***** Task material *****
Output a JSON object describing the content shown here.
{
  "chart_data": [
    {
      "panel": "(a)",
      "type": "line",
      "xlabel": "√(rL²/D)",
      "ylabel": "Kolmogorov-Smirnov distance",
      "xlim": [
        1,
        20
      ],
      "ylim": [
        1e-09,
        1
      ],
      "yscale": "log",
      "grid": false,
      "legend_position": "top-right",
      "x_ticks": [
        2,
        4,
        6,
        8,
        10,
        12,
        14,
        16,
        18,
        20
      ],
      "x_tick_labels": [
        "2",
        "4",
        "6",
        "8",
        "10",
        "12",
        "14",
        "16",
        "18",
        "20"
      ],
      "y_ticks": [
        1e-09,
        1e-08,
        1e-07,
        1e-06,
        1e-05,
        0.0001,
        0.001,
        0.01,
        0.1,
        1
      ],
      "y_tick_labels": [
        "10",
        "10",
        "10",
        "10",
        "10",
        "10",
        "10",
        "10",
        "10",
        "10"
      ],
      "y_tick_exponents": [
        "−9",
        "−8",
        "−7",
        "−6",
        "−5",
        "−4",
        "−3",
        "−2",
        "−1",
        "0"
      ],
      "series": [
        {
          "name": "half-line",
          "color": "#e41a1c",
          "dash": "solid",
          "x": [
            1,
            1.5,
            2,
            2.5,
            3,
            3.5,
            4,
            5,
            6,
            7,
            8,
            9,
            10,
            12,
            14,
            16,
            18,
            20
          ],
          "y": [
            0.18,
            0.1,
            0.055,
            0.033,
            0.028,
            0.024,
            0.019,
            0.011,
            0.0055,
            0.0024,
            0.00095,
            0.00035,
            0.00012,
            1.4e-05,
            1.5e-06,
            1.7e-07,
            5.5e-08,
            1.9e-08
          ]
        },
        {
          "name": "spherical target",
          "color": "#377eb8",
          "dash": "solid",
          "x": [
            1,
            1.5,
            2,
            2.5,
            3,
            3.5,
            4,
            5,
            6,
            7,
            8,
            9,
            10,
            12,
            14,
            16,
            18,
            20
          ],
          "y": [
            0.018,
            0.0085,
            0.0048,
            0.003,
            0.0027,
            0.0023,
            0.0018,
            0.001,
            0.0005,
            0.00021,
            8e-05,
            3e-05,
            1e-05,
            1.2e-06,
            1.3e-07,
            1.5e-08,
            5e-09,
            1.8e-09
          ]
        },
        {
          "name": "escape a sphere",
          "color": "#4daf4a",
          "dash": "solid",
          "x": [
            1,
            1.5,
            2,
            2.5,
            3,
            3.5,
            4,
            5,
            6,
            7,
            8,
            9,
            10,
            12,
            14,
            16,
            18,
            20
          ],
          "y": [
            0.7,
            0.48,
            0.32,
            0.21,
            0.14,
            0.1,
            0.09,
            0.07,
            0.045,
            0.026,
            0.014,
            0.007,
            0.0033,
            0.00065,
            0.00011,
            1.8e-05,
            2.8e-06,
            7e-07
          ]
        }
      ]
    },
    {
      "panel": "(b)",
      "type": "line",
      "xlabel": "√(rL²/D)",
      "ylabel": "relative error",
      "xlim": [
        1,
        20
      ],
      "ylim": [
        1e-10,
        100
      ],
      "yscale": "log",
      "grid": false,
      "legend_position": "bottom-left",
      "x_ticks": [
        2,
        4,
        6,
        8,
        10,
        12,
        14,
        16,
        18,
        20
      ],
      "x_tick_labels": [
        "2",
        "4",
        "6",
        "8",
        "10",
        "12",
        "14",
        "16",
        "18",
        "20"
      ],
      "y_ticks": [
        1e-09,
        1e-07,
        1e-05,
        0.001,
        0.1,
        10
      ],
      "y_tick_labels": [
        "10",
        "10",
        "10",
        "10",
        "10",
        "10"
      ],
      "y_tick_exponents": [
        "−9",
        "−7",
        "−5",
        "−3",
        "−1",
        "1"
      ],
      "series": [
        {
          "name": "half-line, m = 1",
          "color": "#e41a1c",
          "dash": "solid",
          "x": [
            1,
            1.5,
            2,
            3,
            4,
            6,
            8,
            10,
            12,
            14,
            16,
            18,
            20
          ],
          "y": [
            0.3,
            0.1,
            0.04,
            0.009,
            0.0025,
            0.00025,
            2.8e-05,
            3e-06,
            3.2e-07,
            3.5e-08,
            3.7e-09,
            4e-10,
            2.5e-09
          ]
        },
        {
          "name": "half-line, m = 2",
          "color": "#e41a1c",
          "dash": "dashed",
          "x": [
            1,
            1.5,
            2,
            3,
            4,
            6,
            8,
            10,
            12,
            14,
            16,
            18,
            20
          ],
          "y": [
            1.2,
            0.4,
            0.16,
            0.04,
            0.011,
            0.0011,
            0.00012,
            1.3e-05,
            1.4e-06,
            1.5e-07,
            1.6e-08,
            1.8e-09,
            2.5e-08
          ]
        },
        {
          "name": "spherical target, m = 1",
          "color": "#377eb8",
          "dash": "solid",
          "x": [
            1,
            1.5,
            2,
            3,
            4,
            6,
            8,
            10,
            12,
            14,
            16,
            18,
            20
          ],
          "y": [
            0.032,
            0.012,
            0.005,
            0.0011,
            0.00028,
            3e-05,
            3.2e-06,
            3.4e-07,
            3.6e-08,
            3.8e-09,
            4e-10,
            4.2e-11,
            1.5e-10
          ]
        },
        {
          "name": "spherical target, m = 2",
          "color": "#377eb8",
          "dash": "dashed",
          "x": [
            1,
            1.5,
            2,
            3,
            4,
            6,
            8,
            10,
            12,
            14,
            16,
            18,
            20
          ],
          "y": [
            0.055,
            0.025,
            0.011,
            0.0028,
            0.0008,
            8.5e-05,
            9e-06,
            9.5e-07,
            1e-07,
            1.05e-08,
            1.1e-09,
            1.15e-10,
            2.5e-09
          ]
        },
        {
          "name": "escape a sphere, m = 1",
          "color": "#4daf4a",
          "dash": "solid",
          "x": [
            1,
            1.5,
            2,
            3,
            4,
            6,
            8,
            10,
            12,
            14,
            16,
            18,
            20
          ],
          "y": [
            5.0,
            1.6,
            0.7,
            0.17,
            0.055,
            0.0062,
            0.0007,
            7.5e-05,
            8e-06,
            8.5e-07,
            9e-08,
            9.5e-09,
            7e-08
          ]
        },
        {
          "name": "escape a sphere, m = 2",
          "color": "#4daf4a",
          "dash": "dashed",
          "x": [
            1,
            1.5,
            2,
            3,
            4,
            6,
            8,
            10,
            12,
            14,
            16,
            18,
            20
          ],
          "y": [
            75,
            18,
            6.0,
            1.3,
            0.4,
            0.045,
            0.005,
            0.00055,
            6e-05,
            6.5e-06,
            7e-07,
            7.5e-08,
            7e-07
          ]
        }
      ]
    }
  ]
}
*****
● Short task:
Repeat all of the entries exactly.

● Expected output:
Output a JSON object describing the content shown here.
{
  "chart_data": [
    {
      "panel": "(a)",
      "type": "line",
      "xlabel": "√(rL²/D)",
      "ylabel": "Kolmogorov-Smirnov distance",
      "xlim": [
        1,
        20
      ],
      "ylim": [
        1e-09,
        1
      ],
      "yscale": "log",
      "grid": false,
      "legend_position": "top-right",
      "x_ticks": [
        2,
        4,
        6,
        8,
        10,
        12,
        14,
        16,
        18,
        20
      ],
      "x_tick_labels": [
        "2",
        "4",
        "6",
        "8",
        "10",
        "12",
        "14",
        "16",
        "18",
        "20"
      ],
      "y_ticks": [
        1e-09,
        1e-08,
        1e-07,
        1e-06,
        1e-05,
        0.0001,
        0.001,
        0.01,
        0.1,
        1
      ],
      "y_tick_labels": [
        "10",
        "10",
        "10",
        "10",
        "10",
        "10",
        "10",
        "10",
        "10",
        "10"
      ],
      "y_tick_exponents": [
        "−9",
        "−8",
        "−7",
        "−6",
        "−5",
        "−4",
        "−3",
        "−2",
        "−1",
        "0"
      ],
      "series": [
        {
          "name": "half-line",
          "color": "#e41a1c",
          "dash": "solid",
          "x": [
            1,
            1.5,
            2,
            2.5,
            3,
            3.5,
            4,
            5,
            6,
            7,
            8,
            9,
            10,
            12,
            14,
            16,
            18,
            20
          ],
          "y": [
            0.18,
            0.1,
            0.055,
            0.033,
            0.028,
            0.024,
            0.019,
            0.011,
            0.0055,
            0.0024,
            0.00095,
            0.00035,
            0.00012,
            1.4e-05,
            1.5e-06,
            1.7e-07,
            5.5e-08,
            1.9e-08
          ]
        },
        {
          "name": "spherical target",
          "color": "#377eb8",
          "dash": "solid",
          "x": [
            1,
            1.5,
            2,
            2.5,
            3,
            3.5,
            4,
            5,
            6,
            7,
            8,
            9,
            10,
            12,
            14,
            16,
            18,
            20
          ],
          "y": [
            0.018,
            0.0085,
            0.0048,
            0.003,
            0.0027,
            0.0023,
            0.0018,
            0.001,
            0.0005,
            0.00021,
            8e-05,
            3e-05,
            1e-05,
            1.2e-06,
            1.3e-07,
            1.5e-08,
            5e-09,
            1.8e-09
          ]
        },
        {
          "name": "escape a sphere",
          "color": "#4daf4a",
          "dash": "solid",
          "x": [
            1,
            1.5,
            2,
            2.5,
            3,
            3.5,
            4,
            5,
            6,
            7,
            8,
            9,
            10,
            12,
            14,
            16,
            18,
            20
          ],
          "y": [
            0.7,
            0.48,
            0.32,
            0.21,
            0.14,
            0.1,
            0.09,
            0.07,
            0.045,
            0.026,
            0.014,
            0.007,
            0.0033,
            0.00065,
            0.00011,
            1.8e-05,
            2.8e-06,
            7e-07
          ]
        }
      ]
    },
    {
      "panel": "(b)",
      "type": "line",
      "xlabel": "√(rL²/D)",
      "ylabel": "relative error",
      "xlim": [
        1,
        20
      ],
      "ylim": [
        1e-10,
        100
      ],
      "yscale": "log",
      "grid": false,
      "legend_position": "bottom-left",
      "x_ticks": [
        2,
        4,
        6,
        8,
        10,
        12,
        14,
        16,
        18,
        20
      ],
      "x_tick_labels": [
        "2",
        "4",
        "6",
        "8",
        "10",
        "12",
        "14",
        "16",
        "18",
        "20"
      ],
      "y_ticks": [
        1e-09,
        1e-07,
        1e-05,
        0.001,
        0.1,
        10
      ],
      "y_tick_labels": [
        "10",
        "10",
        "10",
        "10",
        "10",
        "10"
      ],
      "y_tick_exponents": [
        "−9",
        "−7",
        "−5",
        "−3",
        "−1",
        "1"
      ],
      "series": [
        {
          "name": "half-line, m = 1",
          "color": "#e41a1c",
          "dash": "solid",
          "x": [
            1,
            1.5,
            2,
            3,
            4,
            6,
            8,
            10,
            12,
            14,
            16,
            18,
            20
          ],
          "y": [
            0.3,
            0.1,
            0.04,
            0.009,
            0.0025,
            0.00025,
            2.8e-05,
            3e-06,
            3.2e-07,
            3.5e-08,
            3.7e-09,
            4e-10,
            2.5e-09
          ]
        },
        {
          "name": "half-line, m = 2",
          "color": "#e41a1c",
          "dash": "dashed",
          "x": [
            1,
            1.5,
            2,
            3,
            4,
            6,
            8,
            10,
            12,
            14,
            16,
            18,
            20
          ],
          "y": [
            1.2,
            0.4,
            0.16,
            0.04,
            0.011,
            0.0011,
            0.00012,
            1.3e-05,
            1.4e-06,
            1.5e-07,
            1.6e-08,
            1.8e-09,
            2.5e-08
          ]
        },
        {
          "name": "spherical target, m = 1",
          "color": "#377eb8",
          "dash": "solid",
          "x": [
            1,
            1.5,
            2,
            3,
            4,
            6,
            8,
            10,
            12,
            14,
            16,
            18,
            20
          ],
          "y": [
            0.032,
            0.012,
            0.005,
            0.0011,
            0.00028,
            3e-05,
            3.2e-06,
            3.4e-07,
            3.6e-08,
            3.8e-09,
            4e-10,
            4.2e-11,
            1.5e-10
          ]
        },
        {
          "name": "spherical target, m = 2",
          "color": "#377eb8",
          "dash": "dashed",
          "x": [
            1,
            1.5,
            2,
            3,
            4,
            6,
            8,
            10,
            12,
            14,
            16,
            18,
            20
          ],
          "y": [
            0.055,
            0.025,
            0.011,
            0.0028,
            0.0008,
            8.5e-05,
            9e-06,
            9.5e-07,
            1e-07,
            1.05e-08,
            1.1e-09,
            1.15e-10,
            2.5e-09
          ]
        },
        {
          "name": "escape a sphere, m = 1",
          "color": "#4daf4a",
          "dash": "solid",
          "x": [
            1,
            1.5,
            2,
            3,
            4,
            6,
            8,
            10,
            12,
            14,
            16,
            18,
            20
          ],
          "y": [
            5.0,
            1.6,
            0.7,
            0.17,
            0.055,
            0.0062,
            0.0007,
            7.5e-05,
            8e-06,
            8.5e-07,
            9e-08,
            9.5e-09,
            7e-08
          ]
        },
        {
          "name": "escape a sphere, m = 2",
          "color": "#4daf4a",
          "dash": "dashed",
          "x": [
            1,
            1.5,
            2,
            3,
            4,
            6,
            8,
            10,
            12,
            14,
            16,
            18,
            20
          ],
          "y": [
            75,
            18,
            6.0,
            1.3,
            0.4,
            0.045,
            0.005,
            0.00055,
            6e-05,
            6.5e-06,
            7e-07,
            7.5e-08,
            7e-07
          ]
        }
      ]
    }
  ]
}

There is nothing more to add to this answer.